[Dataset records]
"""
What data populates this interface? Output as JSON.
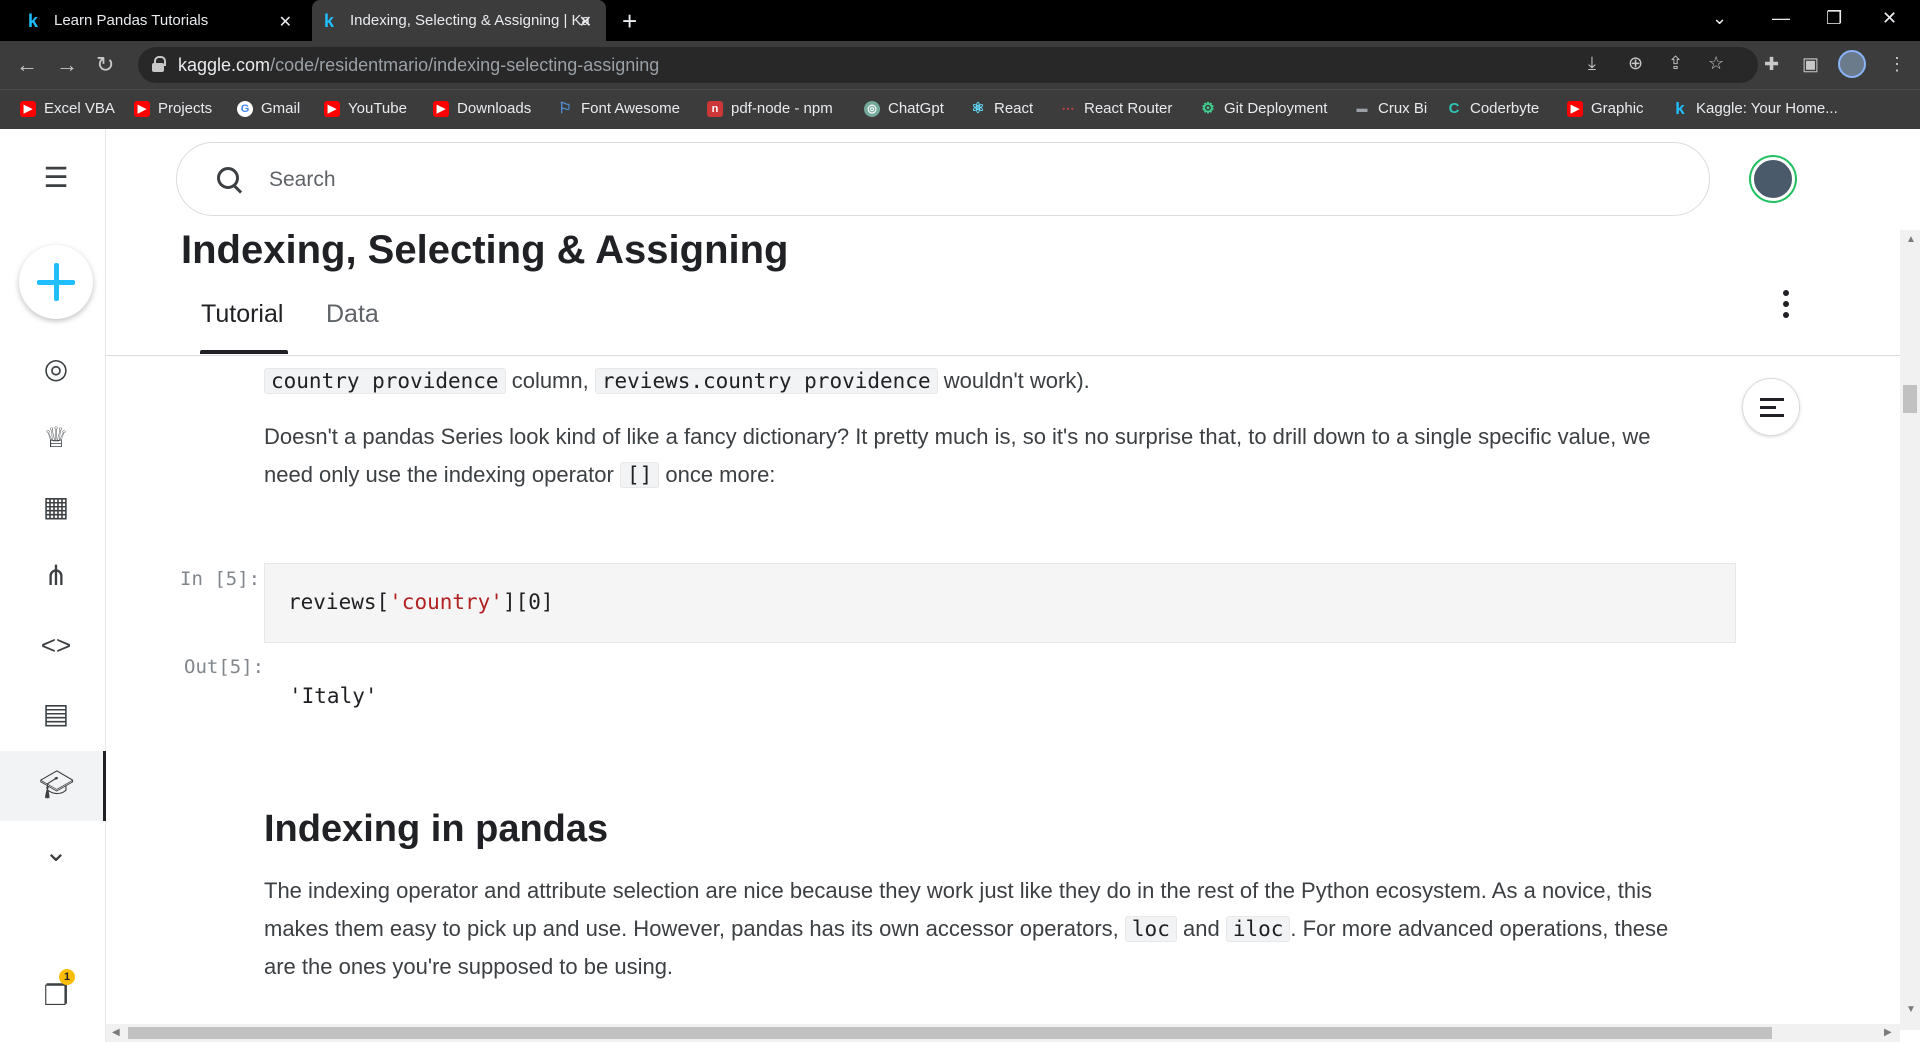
{
  "browser": {
    "tabs": [
      {
        "title": "Learn Pandas Tutorials",
        "active": false
      },
      {
        "title": "Indexing, Selecting & Assigning | Kaggle",
        "active": true
      }
    ],
    "url_host": "kaggle.com",
    "url_path": "/code/residentmario/indexing-selecting-assigning",
    "bookmarks": [
      {
        "label": "Excel VBA",
        "icon": "youtube-icon",
        "color": "#ff0000"
      },
      {
        "label": "Projects",
        "icon": "youtube-icon",
        "color": "#ff0000"
      },
      {
        "label": "Gmail",
        "icon": "google-icon",
        "color": "#4285f4"
      },
      {
        "label": "YouTube",
        "icon": "youtube-icon",
        "color": "#ff0000"
      },
      {
        "label": "Downloads",
        "icon": "youtube-icon",
        "color": "#ff0000"
      },
      {
        "label": "Font Awesome",
        "icon": "flag-icon",
        "color": "#538dd7"
      },
      {
        "label": "pdf-node - npm",
        "icon": "npm-icon",
        "color": "#cb3837"
      },
      {
        "label": "ChatGpt",
        "icon": "chatgpt-icon",
        "color": "#74aa9c"
      },
      {
        "label": "React",
        "icon": "react-icon",
        "color": "#61dafb"
      },
      {
        "label": "React Router",
        "icon": "react-router-icon",
        "color": "#ca4245"
      },
      {
        "label": "Git Deployment",
        "icon": "gear-icon",
        "color": "#3ecf8e"
      },
      {
        "label": "Crux Bi",
        "icon": "crux-icon",
        "color": "#9aa0a6"
      },
      {
        "label": "Coderbyte",
        "icon": "coderbyte-icon",
        "color": "#2ec4b6"
      },
      {
        "label": "Graphic",
        "icon": "youtube-icon",
        "color": "#ff0000"
      },
      {
        "label": "Kaggle: Your Home...",
        "icon": "kaggle-icon",
        "color": "#20beff"
      }
    ]
  },
  "kaggle": {
    "search_placeholder": "Search",
    "page_title": "Indexing, Selecting & Assigning",
    "tabs": [
      "Tutorial",
      "Data"
    ],
    "notification_count": "1",
    "content": {
      "line1_code_a": "country providence",
      "line1_text_b": "column,",
      "line1_code_c": "reviews.country providence",
      "line1_text_d": "wouldn't work).",
      "para2_a": "Doesn't a pandas Series look kind of like a fancy dictionary? It pretty much is, so it's no surprise that, to drill down to a single specific value, we need only use the indexing operator",
      "para2_code": "[]",
      "para2_b": "once more:",
      "in_label": "In [5]:",
      "code_prefix": "reviews[",
      "code_string": "'country'",
      "code_suffix": "][0]",
      "out_label": "Out[5]:",
      "output": "'Italy'",
      "heading": "Indexing in pandas",
      "para3_a": "The indexing operator and attribute selection are nice because they work just like they do in the rest of the Python ecosystem. As a novice, this makes them easy to pick up and use. However, pandas has its own accessor operators,",
      "para3_code1": "loc",
      "para3_and": "and",
      "para3_code2": "iloc",
      "para3_b": ". For more advanced operations, these are the ones you're supposed to be using."
    }
  }
}
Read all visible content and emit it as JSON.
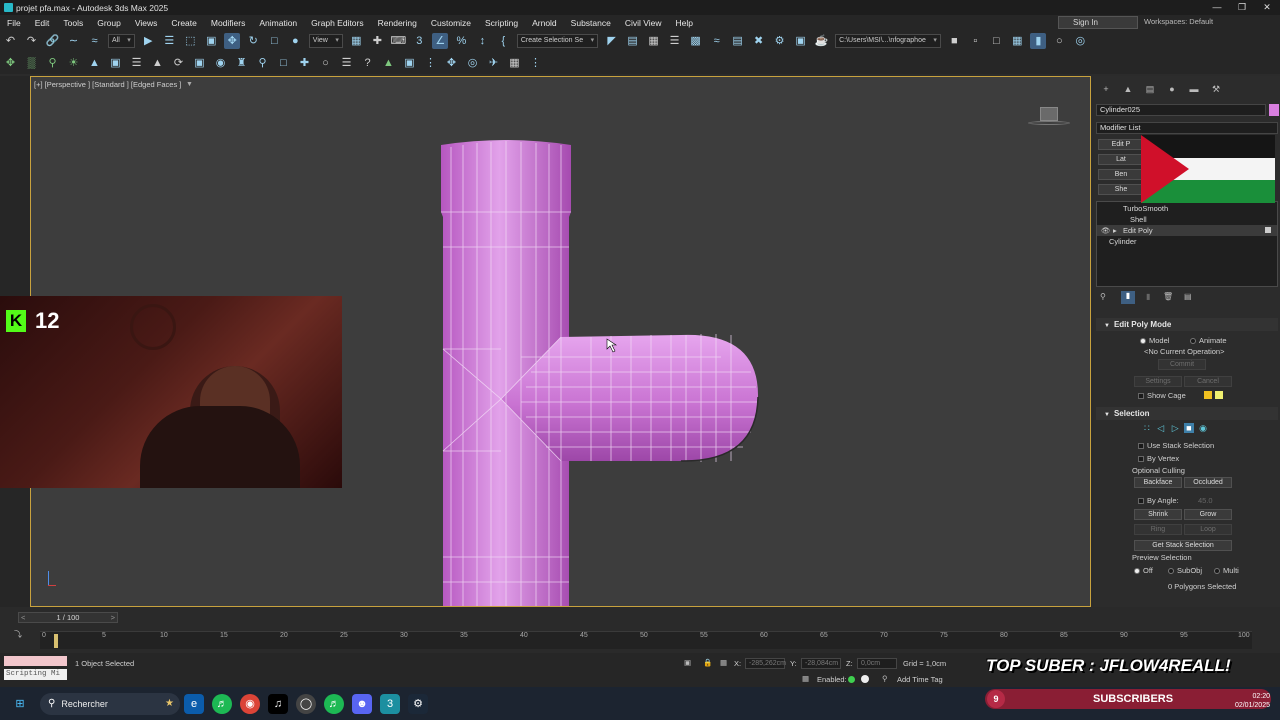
{
  "window": {
    "title": "projet pfa.max - Autodesk 3ds Max 2025"
  },
  "menu": [
    "File",
    "Edit",
    "Tools",
    "Group",
    "Views",
    "Create",
    "Modifiers",
    "Animation",
    "Graph Editors",
    "Rendering",
    "Customize",
    "Scripting",
    "Arnold",
    "Substance",
    "Civil View",
    "Help"
  ],
  "account": {
    "sign_in": "Sign In",
    "workspace": "Workspaces: Default"
  },
  "toolbar": {
    "filter_value": "All",
    "view_value": "View",
    "selection_set_placeholder": "Create Selection Se",
    "project_path": "C:\\Users\\MSI\\...\\nfographoe"
  },
  "viewport": {
    "label": "[+] [Perspective ] [Standard ] [Edged Faces ]"
  },
  "command_panel": {
    "object_name": "Cylinder025",
    "object_color": "#d97fe0",
    "modifier_list_label": "Modifier List",
    "preset_buttons": [
      "Edit P",
      "Lat",
      "Ben",
      "She"
    ],
    "stack": [
      "TurboSmooth",
      "Shell",
      "Edit Poly",
      "Cylinder"
    ],
    "edit_poly_mode": {
      "title": "Edit Poly Mode",
      "model": "Model",
      "animate": "Animate",
      "operation": "<No Current Operation>",
      "commit": "Commit",
      "settings": "Settings",
      "cancel": "Cancel",
      "show_cage": "Show Cage"
    },
    "selection": {
      "title": "Selection",
      "use_stack": "Use Stack Selection",
      "by_vertex": "By Vertex",
      "optional_culling": "Optional Culling",
      "backface": "Backface",
      "occluded": "Occluded",
      "by_angle": "By Angle:",
      "angle_value": "45.0",
      "shrink": "Shrink",
      "grow": "Grow",
      "ring": "Ring",
      "loop": "Loop",
      "get_stack": "Get Stack Selection",
      "preview_selection": "Preview Selection",
      "preview_options": [
        "Off",
        "SubObj",
        "Multi"
      ],
      "status": "0 Polygons Selected"
    }
  },
  "timeline": {
    "frame_display": "1 / 100",
    "ticks": [
      "0",
      "5",
      "10",
      "15",
      "20",
      "25",
      "30",
      "35",
      "40",
      "45",
      "50",
      "55",
      "60",
      "65",
      "70",
      "75",
      "80",
      "85",
      "90",
      "95",
      "100"
    ]
  },
  "statusbar": {
    "script_label": "Scripting Mi",
    "selection": "1 Object Selected",
    "x_label": "X:",
    "x_value": "-285,262cm",
    "y_label": "Y:",
    "y_value": "-28,084cm",
    "z_label": "Z:",
    "z_value": "0,0cm",
    "grid": "Grid = 1,0cm",
    "enabled": "Enabled:",
    "add_time_tag": "Add Time Tag"
  },
  "taskbar": {
    "search": "Rechercher",
    "time": "02:20",
    "date": "02/01/2025"
  },
  "overlays": {
    "kick_count": "12",
    "top_suber": "TOP SUBER : JFLOW4REALL!",
    "subscribers_count": "9",
    "subscribers_label": "SUBSCRIBERS"
  }
}
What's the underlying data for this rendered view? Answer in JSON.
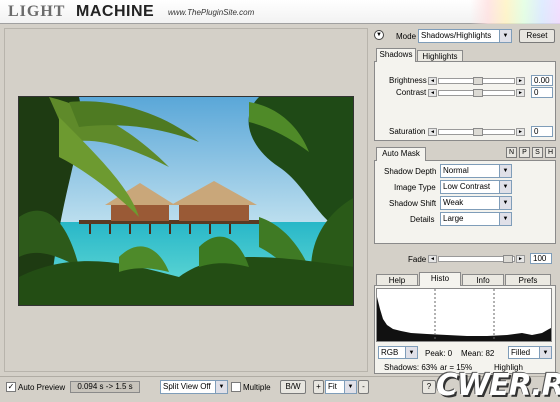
{
  "header": {
    "logo_light": "LIGHT",
    "logo_machine": "MACHINE",
    "site": "www.ThePluginSite.com"
  },
  "mode": {
    "label": "Mode",
    "value": "Shadows/Highlights",
    "reset_label": "Reset"
  },
  "tone_tabs": [
    "Shadows",
    "Highlights"
  ],
  "sliders": {
    "brightness": {
      "label": "Brightness",
      "value": "0.00"
    },
    "contrast": {
      "label": "Contrast",
      "value": "0"
    },
    "saturation": {
      "label": "Saturation",
      "value": "0"
    }
  },
  "automask": {
    "tab_label": "Auto Mask",
    "buttons": [
      "N",
      "P",
      "S",
      "H"
    ],
    "shadow_depth": {
      "label": "Shadow Depth",
      "value": "Normal"
    },
    "image_type": {
      "label": "Image Type",
      "value": "Low Contrast"
    },
    "shadow_shift": {
      "label": "Shadow Shift",
      "value": "Weak"
    },
    "details": {
      "label": "Details",
      "value": "Large"
    }
  },
  "fade": {
    "label": "Fade",
    "value": "100"
  },
  "bottom_tabs": [
    "Help",
    "Histo",
    "Info",
    "Prefs"
  ],
  "histogram": {
    "channel": "RGB",
    "peak": "Peak: 0",
    "mean": "Mean: 82",
    "style": "Filled",
    "shadows": "Shadows: 63%",
    "mid": "ar = 15%",
    "highlight": "Highligh"
  },
  "bottombar": {
    "auto_preview": "Auto Preview",
    "ratio": "0.094 s -> 1.5 s",
    "split_view": "Split View Off",
    "multiple": "Multiple",
    "bw": "B/W",
    "plus": "+",
    "zoom": "Fit",
    "minus": "-",
    "help": "?"
  },
  "watermark": "CWER.RU",
  "colors": {
    "panel_bg": "#d4d0c8",
    "accent": "#7f9db9"
  }
}
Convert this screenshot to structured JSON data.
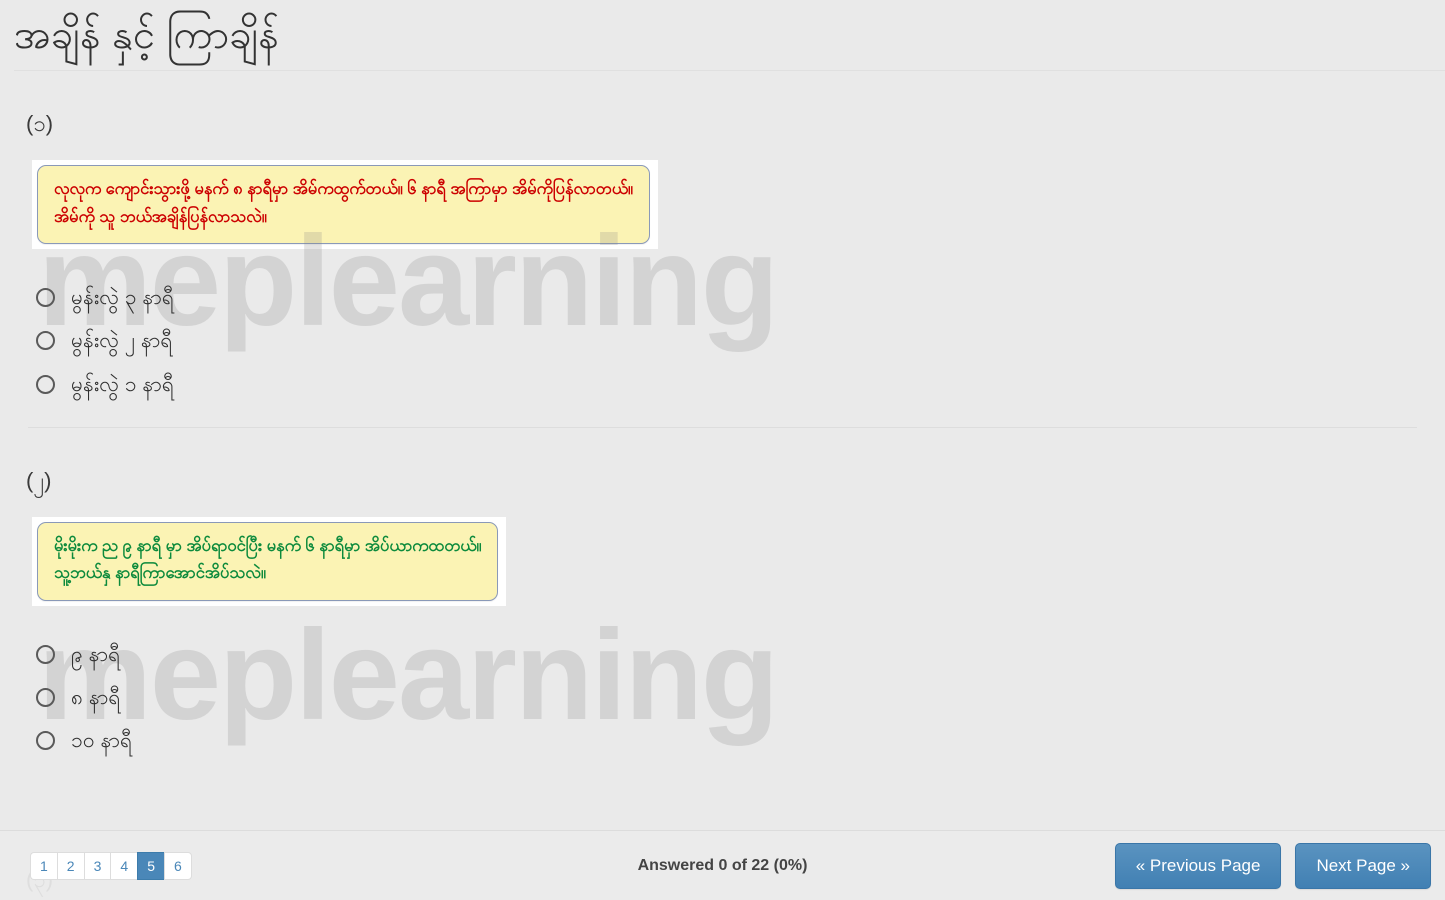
{
  "header": {
    "title": "အချိန် နှင့် ကြာချိန်"
  },
  "watermark": {
    "text": "meplearning"
  },
  "questions": [
    {
      "number": "(၁)",
      "stem_color": "#cc0000",
      "stem_lines": [
        "လုလုက ကျောင်းသွားဖို့ မနက် ၈ နာရီမှာ အိမ်ကထွက်တယ်။ ၆ နာရီ အကြာမှာ အိမ်ကိုပြန်လာတယ်။",
        "အိမ်ကို သူ ဘယ်အချိန်ပြန်လာသလဲ။"
      ],
      "options": [
        {
          "label": "မွန်းလွဲ ၃ နာရီ",
          "selected": false
        },
        {
          "label": "မွန်းလွဲ ၂ နာရီ",
          "selected": false
        },
        {
          "label": "မွန်းလွဲ ၁ နာရီ",
          "selected": false
        }
      ]
    },
    {
      "number": "(၂)",
      "stem_color": "#0c8a3c",
      "stem_lines": [
        "မိုးမိုးက ည ၉ နာရီ မှာ အိပ်ရာဝင်ပြီး မနက် ၆ နာရီမှာ အိပ်ယာကထတယ်။",
        "သူ့ဘယ်နှ နာရီကြာအောင်အိပ်သလဲ။"
      ],
      "options": [
        {
          "label": "၉ နာရီ",
          "selected": false
        },
        {
          "label": "၈ နာရီ",
          "selected": false
        },
        {
          "label": "၁၀ နာရီ",
          "selected": false
        }
      ]
    }
  ],
  "next_question_peek": "(၃)",
  "footer": {
    "pages": [
      {
        "label": "1",
        "active": false
      },
      {
        "label": "2",
        "active": false
      },
      {
        "label": "3",
        "active": false
      },
      {
        "label": "4",
        "active": false
      },
      {
        "label": "5",
        "active": true
      },
      {
        "label": "6",
        "active": false
      }
    ],
    "answered_status": "Answered 0 of 22 (0%)",
    "previous_label": "« Previous Page",
    "next_label": "Next Page »"
  },
  "colors": {
    "accent_blue": "#4a87b8",
    "stem_background": "#fbf3b4",
    "stem_border": "#8a99b8",
    "page_background": "#eaeaea"
  }
}
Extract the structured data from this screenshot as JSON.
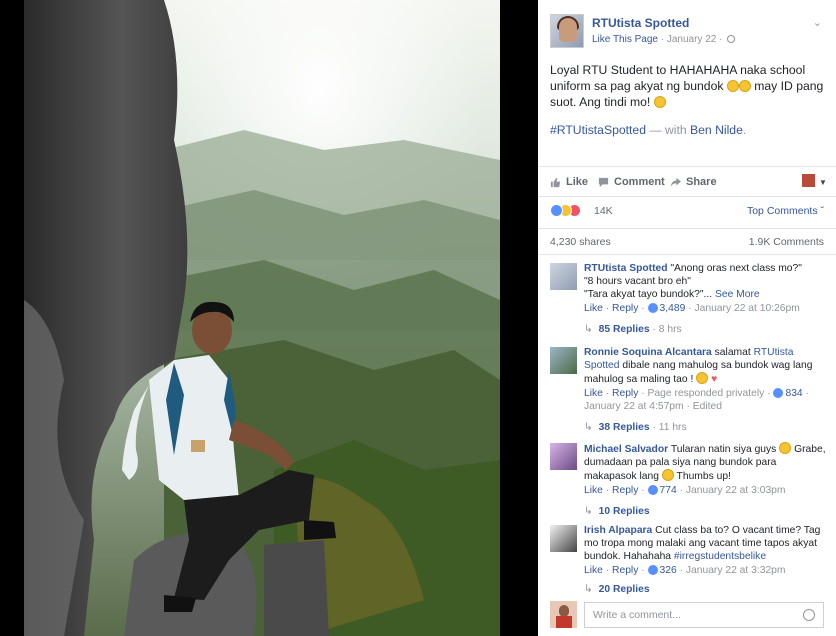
"""
In the records above, find each line that holds the word "What"; copy all such lines.

What data populates this interface? Output as JSON.
What's the underlying data for this rendered view? Answer in JSON.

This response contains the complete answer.